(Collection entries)

###

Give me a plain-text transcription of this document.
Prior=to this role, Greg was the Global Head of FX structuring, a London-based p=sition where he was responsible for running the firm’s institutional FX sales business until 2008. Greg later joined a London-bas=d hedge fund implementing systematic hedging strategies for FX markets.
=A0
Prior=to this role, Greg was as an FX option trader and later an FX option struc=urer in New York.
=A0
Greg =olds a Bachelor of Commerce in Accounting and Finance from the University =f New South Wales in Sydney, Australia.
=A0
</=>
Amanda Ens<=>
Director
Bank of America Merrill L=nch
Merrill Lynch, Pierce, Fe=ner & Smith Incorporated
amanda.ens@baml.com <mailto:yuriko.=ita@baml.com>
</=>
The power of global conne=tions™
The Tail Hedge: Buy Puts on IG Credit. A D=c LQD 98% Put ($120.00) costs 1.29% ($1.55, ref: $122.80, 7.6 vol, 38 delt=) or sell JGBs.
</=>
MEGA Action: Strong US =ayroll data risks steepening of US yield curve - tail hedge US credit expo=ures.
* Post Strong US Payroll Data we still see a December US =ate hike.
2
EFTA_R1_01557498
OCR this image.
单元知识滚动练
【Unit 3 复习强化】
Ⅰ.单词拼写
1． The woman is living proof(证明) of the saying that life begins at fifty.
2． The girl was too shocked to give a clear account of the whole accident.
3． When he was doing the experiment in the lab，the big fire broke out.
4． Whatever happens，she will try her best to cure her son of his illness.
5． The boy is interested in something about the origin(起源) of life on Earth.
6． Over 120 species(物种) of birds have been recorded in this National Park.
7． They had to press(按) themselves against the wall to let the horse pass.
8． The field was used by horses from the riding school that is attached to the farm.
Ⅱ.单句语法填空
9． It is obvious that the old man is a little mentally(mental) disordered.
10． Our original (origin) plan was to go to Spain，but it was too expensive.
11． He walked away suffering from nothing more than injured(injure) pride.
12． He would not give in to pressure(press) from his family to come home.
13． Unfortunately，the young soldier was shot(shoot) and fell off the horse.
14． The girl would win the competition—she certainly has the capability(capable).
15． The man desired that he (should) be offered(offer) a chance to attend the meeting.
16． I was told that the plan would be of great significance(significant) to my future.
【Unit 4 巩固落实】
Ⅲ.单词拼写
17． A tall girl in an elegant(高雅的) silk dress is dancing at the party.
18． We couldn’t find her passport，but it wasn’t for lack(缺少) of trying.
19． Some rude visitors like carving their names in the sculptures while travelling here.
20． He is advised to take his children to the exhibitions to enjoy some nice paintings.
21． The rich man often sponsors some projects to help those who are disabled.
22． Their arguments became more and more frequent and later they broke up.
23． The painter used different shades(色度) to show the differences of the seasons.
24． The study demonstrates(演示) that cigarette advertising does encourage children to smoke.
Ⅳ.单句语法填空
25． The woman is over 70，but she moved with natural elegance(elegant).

###

◆ **Instruction**
Each line in the data that holds the string "children" should be found and copied.

◆ **Task answer**
20． He is advised to take his children to the exhibitions to enjoy some nice paintings.
24． The study demonstrates(演示) that cigarette advertising does encourage children to smoke.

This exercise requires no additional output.